Dataset extract
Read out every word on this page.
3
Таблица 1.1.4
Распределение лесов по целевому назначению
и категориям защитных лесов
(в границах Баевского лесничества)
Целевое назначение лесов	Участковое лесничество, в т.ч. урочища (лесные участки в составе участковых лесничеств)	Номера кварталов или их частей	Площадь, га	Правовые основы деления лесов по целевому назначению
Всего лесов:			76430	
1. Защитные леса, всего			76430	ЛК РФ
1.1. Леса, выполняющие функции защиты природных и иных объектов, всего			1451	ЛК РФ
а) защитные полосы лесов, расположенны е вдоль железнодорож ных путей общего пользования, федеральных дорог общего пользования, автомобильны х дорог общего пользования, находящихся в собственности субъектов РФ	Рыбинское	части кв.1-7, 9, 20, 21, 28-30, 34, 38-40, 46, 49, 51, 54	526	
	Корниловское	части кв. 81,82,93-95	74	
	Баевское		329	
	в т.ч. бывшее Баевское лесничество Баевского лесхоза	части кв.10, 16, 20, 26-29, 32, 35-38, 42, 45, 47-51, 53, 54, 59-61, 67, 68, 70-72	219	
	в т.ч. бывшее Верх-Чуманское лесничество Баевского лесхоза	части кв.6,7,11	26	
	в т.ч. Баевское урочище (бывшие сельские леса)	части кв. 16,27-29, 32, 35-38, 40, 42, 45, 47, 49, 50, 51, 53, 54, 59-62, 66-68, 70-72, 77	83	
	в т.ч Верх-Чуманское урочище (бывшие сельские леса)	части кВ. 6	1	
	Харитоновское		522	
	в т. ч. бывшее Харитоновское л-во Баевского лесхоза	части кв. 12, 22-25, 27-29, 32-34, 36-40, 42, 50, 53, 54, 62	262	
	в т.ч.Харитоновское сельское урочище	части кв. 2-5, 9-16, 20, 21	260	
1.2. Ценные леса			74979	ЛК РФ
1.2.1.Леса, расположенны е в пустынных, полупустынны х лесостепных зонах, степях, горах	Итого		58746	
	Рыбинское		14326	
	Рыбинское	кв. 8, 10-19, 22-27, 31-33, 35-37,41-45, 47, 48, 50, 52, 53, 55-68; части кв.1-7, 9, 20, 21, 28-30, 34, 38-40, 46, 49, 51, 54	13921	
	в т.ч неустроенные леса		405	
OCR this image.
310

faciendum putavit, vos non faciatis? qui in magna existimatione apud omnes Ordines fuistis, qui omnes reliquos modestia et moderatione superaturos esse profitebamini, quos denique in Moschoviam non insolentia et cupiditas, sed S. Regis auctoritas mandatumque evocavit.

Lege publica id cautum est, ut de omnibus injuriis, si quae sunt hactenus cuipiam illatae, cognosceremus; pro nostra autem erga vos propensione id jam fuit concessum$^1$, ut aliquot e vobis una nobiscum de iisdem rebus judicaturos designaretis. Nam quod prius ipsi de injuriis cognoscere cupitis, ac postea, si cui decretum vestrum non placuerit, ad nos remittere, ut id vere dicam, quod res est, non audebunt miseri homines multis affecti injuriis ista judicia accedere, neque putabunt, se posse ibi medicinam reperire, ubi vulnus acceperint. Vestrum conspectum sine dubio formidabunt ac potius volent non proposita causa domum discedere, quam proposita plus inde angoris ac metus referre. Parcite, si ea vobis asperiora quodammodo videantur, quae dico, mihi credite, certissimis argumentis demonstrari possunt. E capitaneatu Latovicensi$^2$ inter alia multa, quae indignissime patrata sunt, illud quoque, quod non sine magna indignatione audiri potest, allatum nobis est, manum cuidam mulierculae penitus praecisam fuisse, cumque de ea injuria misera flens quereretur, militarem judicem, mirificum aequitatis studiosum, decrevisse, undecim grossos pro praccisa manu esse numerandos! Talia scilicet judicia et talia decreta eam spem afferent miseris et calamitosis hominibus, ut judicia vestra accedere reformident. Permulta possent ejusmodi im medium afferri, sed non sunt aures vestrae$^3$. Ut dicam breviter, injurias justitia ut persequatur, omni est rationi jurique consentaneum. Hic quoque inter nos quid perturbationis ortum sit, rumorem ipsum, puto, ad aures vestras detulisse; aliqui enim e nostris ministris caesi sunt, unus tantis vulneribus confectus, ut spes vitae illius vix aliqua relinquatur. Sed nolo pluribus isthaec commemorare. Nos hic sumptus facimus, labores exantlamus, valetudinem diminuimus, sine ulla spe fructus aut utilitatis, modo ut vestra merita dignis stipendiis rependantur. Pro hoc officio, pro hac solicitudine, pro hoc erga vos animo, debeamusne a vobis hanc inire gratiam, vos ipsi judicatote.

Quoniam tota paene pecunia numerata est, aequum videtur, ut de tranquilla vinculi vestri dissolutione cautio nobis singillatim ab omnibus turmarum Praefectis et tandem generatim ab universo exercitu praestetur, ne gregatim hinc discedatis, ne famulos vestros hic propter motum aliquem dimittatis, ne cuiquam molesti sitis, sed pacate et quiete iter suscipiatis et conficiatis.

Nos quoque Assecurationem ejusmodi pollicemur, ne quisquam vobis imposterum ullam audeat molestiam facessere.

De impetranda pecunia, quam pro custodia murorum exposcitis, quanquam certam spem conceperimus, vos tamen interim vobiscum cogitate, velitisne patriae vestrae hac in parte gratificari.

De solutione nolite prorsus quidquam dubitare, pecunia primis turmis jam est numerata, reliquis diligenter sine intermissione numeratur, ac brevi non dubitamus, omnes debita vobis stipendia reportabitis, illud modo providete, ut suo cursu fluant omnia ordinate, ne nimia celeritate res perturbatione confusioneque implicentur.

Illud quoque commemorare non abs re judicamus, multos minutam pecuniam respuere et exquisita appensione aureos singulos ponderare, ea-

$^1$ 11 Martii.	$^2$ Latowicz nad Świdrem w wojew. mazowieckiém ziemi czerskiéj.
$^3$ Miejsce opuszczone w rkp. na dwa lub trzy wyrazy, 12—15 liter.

Exercise task
Write out each line of the data above again, exactly as given.

Correct output
Read out every word on this page.
3
Таблица 1.1.4
Распределение лесов по целевому назначению
и категориям защитных лесов
(в границах Баевского лесничества)
Целевое назначение лесов	Участковое лесничество, в т.ч. урочища (лесные участки в составе участковых лесничеств)	Номера кварталов или их частей	Площадь, га	Правовые основы деления лесов по целевому назначению
Всего лесов:			76430	
1. Защитные леса, всего			76430	ЛК РФ
1.1. Леса, выполняющие функции защиты природных и иных объектов, всего			1451	ЛК РФ
а) защитные полосы лесов, расположенны е вдоль железнодорож ных путей общего пользования, федеральных дорог общего пользования, автомобильны х дорог общего пользования, находящихся в собственности субъектов РФ	Рыбинское	части кв.1-7, 9, 20, 21, 28-30, 34, 38-40, 46, 49, 51, 54	526	
	Корниловское	части кв. 81,82,93-95	74	
	Баевское		329	
	в т.ч. бывшее Баевское лесничество Баевского лесхоза	части кв.10, 16, 20, 26-29, 32, 35-38, 42, 45, 47-51, 53, 54, 59-61, 67, 68, 70-72	219	
	в т.ч. бывшее Верх-Чуманское лесничество Баевского лесхоза	части кв.6,7,11	26	
	в т.ч. Баевское урочище (бывшие сельские леса)	части кв. 16,27-29, 32, 35-38, 40, 42, 45, 47, 49, 50, 51, 53, 54, 59-62, 66-68, 70-72, 77	83	
	в т.ч Верх-Чуманское урочище (бывшие сельские леса)	части кВ. 6	1	
	Харитоновское		522	
	в т. ч. бывшее Харитоновское л-во Баевского лесхоза	части кв. 12, 22-25, 27-29, 32-34, 36-40, 42, 50, 53, 54, 62	262	
	в т.ч.Харитоновское сельское урочище	части кв. 2-5, 9-16, 20, 21	260	
1.2. Ценные леса			74979	ЛК РФ
1.2.1.Леса, расположенны е в пустынных, полупустынны х лесостепных зонах, степях, горах	Итого		58746	
	Рыбинское		14326	
	Рыбинское	кв. 8, 10-19, 22-27, 31-33, 35-37,41-45, 47, 48, 50, 52, 53, 55-68; части кв.1-7, 9, 20, 21, 28-30, 34, 38-40, 46, 49, 51, 54	13921	
	в т.ч неустроенные леса		405	
OCR this image.
310

faciendum putavit, vos non faciatis? qui in magna existimatione apud omnes Ordines fuistis, qui omnes reliquos modestia et moderatione superaturos esse profitebamini, quos denique in Moschoviam non insolentia et cupiditas, sed S. Regis auctoritas mandatumque evocavit.

Lege publica id cautum est, ut de omnibus injuriis, si quae sunt hactenus cuipiam illatae, cognosceremus; pro nostra autem erga vos propensione id jam fuit concessum$^1$, ut aliquot e vobis una nobiscum de iisdem rebus judicaturos designaretis. Nam quod prius ipsi de injuriis cognoscere cupitis, ac postea, si cui decretum vestrum non placuerit, ad nos remittere, ut id vere dicam, quod res est, non audebunt miseri homines multis affecti injuriis ista judicia accedere, neque putabunt, se posse ibi medicinam reperire, ubi vulnus acceperint. Vestrum conspectum sine dubio formidabunt ac potius volent non proposita causa domum discedere, quam proposita plus inde angoris ac metus referre. Parcite, si ea vobis asperiora quodammodo videantur, quae dico, mihi credite, certissimis argumentis demonstrari possunt. E capitaneatu Latovicensi$^2$ inter alia multa, quae indignissime patrata sunt, illud quoque, quod non sine magna indignatione audiri potest, allatum nobis est, manum cuidam mulierculae penitus praecisam fuisse, cumque de ea injuria misera flens quereretur, militarem judicem, mirificum aequitatis studiosum, decrevisse, undecim grossos pro praccisa manu esse numerandos! Talia scilicet judicia et talia decreta eam spem afferent miseris et calamitosis hominibus, ut judicia vestra accedere reformident. Permulta possent ejusmodi im medium afferri, sed non sunt aures vestrae$^3$. Ut dicam breviter, injurias justitia ut persequatur, omni est rationi jurique consentaneum. Hic quoque inter nos quid perturbationis ortum sit, rumorem ipsum, puto, ad aures vestras detulisse; aliqui enim e nostris ministris caesi sunt, unus tantis vulneribus confectus, ut spes vitae illius vix aliqua relinquatur. Sed nolo pluribus isthaec commemorare. Nos hic sumptus facimus, labores exantlamus, valetudinem diminuimus, sine ulla spe fructus aut utilitatis, modo ut vestra merita dignis stipendiis rependantur. Pro hoc officio, pro hac solicitudine, pro hoc erga vos animo, debeamusne a vobis hanc inire gratiam, vos ipsi judicatote.

Quoniam tota paene pecunia numerata est, aequum videtur, ut de tranquilla vinculi vestri dissolutione cautio nobis singillatim ab omnibus turmarum Praefectis et tandem generatim ab universo exercitu praestetur, ne gregatim hinc discedatis, ne famulos vestros hic propter motum aliquem dimittatis, ne cuiquam molesti sitis, sed pacate et quiete iter suscipiatis et conficiatis.

Nos quoque Assecurationem ejusmodi pollicemur, ne quisquam vobis imposterum ullam audeat molestiam facessere.

De impetranda pecunia, quam pro custodia murorum exposcitis, quanquam certam spem conceperimus, vos tamen interim vobiscum cogitate, velitisne patriae vestrae hac in parte gratificari.

De solutione nolite prorsus quidquam dubitare, pecunia primis turmis jam est numerata, reliquis diligenter sine intermissione numeratur, ac brevi non dubitamus, omnes debita vobis stipendia reportabitis, illud modo providete, ut suo cursu fluant omnia ordinate, ne nimia celeritate res perturbatione confusioneque implicentur.

Illud quoque commemorare non abs re judicamus, multos minutam pecuniam respuere et exquisita appensione aureos singulos ponderare, ea-

$^1$ 11 Martii.	$^2$ Latowicz nad Świdrem w wojew. mazowieckiém ziemi czerskiéj.
$^3$ Miejsce opuszczone w rkp. na dwa lub trzy wyrazy, 12—15 liter.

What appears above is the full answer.